■ **Aim of the task**: From the line containing "What text is on this page?" to the end of the listing, write out every line exactly; leave out everything else.

[Data entries]
------------------------------------------------------------
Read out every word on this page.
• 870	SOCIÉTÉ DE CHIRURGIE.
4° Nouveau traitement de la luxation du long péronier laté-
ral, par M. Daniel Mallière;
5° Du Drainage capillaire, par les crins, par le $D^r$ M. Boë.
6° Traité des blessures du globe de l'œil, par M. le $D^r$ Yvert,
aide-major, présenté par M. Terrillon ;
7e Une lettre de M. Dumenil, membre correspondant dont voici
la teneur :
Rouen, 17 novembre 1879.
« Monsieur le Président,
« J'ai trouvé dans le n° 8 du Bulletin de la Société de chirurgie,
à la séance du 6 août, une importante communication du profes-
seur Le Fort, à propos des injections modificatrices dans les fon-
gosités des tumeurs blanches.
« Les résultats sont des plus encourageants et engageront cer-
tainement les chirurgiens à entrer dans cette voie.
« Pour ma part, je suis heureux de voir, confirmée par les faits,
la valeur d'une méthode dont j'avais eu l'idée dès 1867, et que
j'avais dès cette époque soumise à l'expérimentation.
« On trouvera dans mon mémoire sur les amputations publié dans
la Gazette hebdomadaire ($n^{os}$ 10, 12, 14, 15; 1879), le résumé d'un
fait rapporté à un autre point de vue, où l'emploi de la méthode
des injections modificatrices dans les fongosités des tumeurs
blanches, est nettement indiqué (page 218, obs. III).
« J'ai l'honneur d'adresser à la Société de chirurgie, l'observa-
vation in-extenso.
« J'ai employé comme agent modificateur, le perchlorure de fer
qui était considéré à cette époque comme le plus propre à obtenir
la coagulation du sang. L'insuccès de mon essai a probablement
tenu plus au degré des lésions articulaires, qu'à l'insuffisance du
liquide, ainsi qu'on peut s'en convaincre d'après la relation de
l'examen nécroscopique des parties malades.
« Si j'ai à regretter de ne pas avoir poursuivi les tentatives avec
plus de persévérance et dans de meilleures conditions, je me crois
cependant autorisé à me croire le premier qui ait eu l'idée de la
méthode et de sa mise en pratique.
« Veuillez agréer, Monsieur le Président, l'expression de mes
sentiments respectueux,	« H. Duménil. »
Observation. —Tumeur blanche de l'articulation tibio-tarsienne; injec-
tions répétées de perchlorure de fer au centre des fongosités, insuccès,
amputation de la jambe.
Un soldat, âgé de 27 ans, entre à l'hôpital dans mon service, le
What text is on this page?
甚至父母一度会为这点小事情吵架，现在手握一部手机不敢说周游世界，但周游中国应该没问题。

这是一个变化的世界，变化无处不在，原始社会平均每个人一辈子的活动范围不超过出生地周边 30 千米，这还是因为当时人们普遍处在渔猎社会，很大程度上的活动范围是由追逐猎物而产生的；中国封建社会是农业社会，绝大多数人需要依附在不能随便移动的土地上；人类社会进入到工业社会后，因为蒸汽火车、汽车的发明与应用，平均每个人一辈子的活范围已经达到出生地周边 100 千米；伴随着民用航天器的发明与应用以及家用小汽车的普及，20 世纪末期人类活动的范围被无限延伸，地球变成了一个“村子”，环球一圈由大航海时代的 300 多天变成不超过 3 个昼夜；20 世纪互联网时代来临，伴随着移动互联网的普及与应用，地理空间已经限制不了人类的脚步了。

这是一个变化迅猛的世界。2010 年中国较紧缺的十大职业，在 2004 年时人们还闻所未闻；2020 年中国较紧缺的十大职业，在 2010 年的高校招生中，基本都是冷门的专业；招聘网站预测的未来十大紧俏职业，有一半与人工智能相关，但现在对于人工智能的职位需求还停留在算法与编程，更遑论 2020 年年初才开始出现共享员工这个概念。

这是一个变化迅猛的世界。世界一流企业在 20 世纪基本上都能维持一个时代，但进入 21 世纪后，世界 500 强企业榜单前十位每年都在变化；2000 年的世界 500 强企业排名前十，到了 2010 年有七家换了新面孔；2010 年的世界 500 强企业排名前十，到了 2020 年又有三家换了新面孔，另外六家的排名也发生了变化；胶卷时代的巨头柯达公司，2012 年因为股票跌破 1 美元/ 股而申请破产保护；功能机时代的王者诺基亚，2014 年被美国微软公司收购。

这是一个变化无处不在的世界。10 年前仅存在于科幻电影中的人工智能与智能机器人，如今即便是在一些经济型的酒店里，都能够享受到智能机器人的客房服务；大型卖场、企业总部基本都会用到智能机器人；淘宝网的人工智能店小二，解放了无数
------------------------------------------------------------
■ **Written response**:
What text is on this page?
甚至父母一度会为这点小事情吵架，现在手握一部手机不敢说周游世界，但周游中国应该没问题。

这是一个变化的世界，变化无处不在，原始社会平均每个人一辈子的活动范围不超过出生地周边 30 千米，这还是因为当时人们普遍处在渔猎社会，很大程度上的活动范围是由追逐猎物而产生的；中国封建社会是农业社会，绝大多数人需要依附在不能随便移动的土地上；人类社会进入到工业社会后，因为蒸汽火车、汽车的发明与应用，平均每个人一辈子的活范围已经达到出生地周边 100 千米；伴随着民用航天器的发明与应用以及家用小汽车的普及，20 世纪末期人类活动的范围被无限延伸，地球变成了一个“村子”，环球一圈由大航海时代的 300 多天变成不超过 3 个昼夜；20 世纪互联网时代来临，伴随着移动互联网的普及与应用，地理空间已经限制不了人类的脚步了。

这是一个变化迅猛的世界。2010 年中国较紧缺的十大职业，在 2004 年时人们还闻所未闻；2020 年中国较紧缺的十大职业，在 2010 年的高校招生中，基本都是冷门的专业；招聘网站预测的未来十大紧俏职业，有一半与人工智能相关，但现在对于人工智能的职位需求还停留在算法与编程，更遑论 2020 年年初才开始出现共享员工这个概念。

这是一个变化迅猛的世界。世界一流企业在 20 世纪基本上都能维持一个时代，但进入 21 世纪后，世界 500 强企业榜单前十位每年都在变化；2000 年的世界 500 强企业排名前十，到了 2010 年有七家换了新面孔；2010 年的世界 500 强企业排名前十，到了 2020 年又有三家换了新面孔，另外六家的排名也发生了变化；胶卷时代的巨头柯达公司，2012 年因为股票跌破 1 美元/ 股而申请破产保护；功能机时代的王者诺基亚，2014 年被美国微软公司收购。

这是一个变化无处不在的世界。10 年前仅存在于科幻电影中的人工智能与智能机器人，如今即便是在一些经济型的酒店里，都能够享受到智能机器人的客房服务；大型卖场、企业总部基本都会用到智能机器人；淘宝网的人工智能店小二，解放了无数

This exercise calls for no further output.